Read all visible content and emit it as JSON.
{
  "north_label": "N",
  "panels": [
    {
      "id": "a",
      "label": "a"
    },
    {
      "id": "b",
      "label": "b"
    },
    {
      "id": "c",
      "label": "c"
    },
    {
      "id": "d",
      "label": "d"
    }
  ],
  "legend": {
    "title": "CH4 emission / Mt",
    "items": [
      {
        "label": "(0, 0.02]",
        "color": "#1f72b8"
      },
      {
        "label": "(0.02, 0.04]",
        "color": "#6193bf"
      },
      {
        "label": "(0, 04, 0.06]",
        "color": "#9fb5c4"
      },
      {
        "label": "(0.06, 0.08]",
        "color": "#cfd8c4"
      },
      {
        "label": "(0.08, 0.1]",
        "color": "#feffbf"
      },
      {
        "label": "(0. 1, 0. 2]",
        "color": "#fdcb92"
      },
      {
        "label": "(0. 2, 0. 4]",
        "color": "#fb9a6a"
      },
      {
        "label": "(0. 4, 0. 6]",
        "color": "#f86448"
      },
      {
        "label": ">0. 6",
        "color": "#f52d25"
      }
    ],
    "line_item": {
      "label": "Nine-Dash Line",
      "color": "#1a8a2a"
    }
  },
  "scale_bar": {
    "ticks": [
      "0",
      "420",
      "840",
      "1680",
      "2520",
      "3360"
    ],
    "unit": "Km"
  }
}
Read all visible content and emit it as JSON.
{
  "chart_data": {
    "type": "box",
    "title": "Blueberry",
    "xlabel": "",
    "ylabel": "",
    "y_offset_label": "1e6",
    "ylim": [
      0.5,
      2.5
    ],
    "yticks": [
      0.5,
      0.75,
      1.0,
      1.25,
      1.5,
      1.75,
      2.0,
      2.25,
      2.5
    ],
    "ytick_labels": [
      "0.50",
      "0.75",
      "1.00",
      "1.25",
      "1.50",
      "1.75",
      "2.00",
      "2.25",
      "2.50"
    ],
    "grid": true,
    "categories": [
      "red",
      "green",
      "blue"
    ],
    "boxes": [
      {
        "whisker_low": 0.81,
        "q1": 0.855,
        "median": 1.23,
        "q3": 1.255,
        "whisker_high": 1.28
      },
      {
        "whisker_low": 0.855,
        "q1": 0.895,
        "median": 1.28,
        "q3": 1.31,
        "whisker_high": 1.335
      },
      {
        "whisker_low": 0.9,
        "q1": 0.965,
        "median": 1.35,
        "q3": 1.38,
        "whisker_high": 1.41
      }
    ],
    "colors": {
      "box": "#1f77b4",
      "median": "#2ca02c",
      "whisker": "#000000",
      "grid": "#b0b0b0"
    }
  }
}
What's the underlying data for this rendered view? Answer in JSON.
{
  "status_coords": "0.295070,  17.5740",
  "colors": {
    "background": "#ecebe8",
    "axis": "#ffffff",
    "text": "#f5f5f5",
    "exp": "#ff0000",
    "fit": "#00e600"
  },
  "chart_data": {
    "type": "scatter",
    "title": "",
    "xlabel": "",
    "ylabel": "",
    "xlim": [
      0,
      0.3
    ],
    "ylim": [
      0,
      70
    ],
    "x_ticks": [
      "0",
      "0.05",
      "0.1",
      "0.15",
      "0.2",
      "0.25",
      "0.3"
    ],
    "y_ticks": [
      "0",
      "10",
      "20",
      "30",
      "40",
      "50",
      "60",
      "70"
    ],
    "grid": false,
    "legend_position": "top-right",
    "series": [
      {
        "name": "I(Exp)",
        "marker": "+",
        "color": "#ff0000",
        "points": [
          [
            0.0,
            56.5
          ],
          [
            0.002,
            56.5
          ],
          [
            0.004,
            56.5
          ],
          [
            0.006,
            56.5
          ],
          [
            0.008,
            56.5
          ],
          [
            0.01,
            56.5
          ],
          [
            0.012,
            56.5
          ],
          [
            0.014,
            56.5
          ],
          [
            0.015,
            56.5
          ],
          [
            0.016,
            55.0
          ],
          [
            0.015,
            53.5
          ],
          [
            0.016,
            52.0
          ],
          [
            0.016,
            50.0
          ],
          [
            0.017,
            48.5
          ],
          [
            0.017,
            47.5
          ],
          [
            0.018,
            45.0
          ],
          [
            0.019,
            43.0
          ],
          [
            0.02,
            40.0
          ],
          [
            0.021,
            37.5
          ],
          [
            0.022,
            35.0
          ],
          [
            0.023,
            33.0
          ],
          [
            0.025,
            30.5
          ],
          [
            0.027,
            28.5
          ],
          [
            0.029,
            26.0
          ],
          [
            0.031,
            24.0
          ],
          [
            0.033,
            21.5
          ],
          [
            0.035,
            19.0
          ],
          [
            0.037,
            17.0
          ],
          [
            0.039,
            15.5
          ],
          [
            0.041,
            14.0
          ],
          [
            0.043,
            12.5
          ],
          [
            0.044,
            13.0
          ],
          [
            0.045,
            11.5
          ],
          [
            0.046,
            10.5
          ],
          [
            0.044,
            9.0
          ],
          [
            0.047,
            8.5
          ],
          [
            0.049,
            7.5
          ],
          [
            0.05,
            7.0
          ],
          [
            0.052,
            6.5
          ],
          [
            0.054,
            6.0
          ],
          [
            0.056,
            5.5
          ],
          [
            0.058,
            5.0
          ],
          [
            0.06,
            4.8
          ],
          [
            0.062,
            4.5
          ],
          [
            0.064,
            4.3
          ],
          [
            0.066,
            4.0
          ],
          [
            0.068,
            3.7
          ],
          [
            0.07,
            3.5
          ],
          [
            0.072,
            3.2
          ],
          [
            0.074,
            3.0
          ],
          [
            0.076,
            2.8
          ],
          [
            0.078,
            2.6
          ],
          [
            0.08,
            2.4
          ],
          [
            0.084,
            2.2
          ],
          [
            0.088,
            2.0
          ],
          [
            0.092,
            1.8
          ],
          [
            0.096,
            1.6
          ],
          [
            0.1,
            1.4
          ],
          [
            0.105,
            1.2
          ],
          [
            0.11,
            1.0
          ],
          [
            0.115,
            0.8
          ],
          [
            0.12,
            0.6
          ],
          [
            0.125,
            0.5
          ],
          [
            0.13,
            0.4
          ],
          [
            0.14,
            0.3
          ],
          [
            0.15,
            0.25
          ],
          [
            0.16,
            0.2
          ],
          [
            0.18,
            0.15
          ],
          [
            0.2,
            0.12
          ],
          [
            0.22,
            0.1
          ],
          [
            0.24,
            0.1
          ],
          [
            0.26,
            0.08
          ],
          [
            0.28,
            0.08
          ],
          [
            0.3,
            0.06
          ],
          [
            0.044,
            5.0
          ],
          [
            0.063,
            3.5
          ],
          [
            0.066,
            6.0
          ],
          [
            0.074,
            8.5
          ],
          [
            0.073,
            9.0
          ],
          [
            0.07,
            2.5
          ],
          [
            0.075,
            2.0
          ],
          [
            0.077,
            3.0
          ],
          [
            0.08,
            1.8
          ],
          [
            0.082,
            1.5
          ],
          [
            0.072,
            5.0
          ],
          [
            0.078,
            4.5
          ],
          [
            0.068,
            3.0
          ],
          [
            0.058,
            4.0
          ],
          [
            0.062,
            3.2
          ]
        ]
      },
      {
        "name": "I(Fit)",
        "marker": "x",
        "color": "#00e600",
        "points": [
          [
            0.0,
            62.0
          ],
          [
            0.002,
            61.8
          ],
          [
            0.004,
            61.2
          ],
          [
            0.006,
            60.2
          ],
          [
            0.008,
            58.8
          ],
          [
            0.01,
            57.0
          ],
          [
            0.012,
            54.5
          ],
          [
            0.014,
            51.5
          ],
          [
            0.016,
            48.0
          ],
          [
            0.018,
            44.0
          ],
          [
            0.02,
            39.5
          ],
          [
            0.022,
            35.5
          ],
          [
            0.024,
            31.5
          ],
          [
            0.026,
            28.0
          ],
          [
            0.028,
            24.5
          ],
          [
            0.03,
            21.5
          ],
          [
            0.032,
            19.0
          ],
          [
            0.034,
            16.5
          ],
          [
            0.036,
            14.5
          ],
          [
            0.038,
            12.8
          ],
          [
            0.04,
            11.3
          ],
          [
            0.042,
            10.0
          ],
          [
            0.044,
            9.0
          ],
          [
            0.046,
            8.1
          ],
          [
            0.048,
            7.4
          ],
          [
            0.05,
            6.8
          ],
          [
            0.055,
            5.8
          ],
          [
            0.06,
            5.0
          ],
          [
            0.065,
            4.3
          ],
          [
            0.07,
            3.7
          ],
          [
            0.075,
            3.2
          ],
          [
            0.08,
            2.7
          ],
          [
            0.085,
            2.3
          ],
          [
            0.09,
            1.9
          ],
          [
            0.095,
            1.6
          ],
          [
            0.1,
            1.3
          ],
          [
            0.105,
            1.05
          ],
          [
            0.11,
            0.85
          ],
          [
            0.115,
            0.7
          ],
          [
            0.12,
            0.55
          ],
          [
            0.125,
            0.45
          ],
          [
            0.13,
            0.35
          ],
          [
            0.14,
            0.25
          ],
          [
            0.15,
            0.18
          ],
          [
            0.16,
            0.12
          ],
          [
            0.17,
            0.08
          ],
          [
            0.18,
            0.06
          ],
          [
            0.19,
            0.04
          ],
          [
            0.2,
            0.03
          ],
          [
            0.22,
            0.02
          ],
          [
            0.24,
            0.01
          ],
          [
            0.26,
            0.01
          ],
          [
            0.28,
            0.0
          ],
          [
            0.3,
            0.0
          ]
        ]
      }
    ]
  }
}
*-*-*
**What the exercise asks:** Count how many lines of the material hold the string "title". Give the number and nothing more.

**Written answer:** 3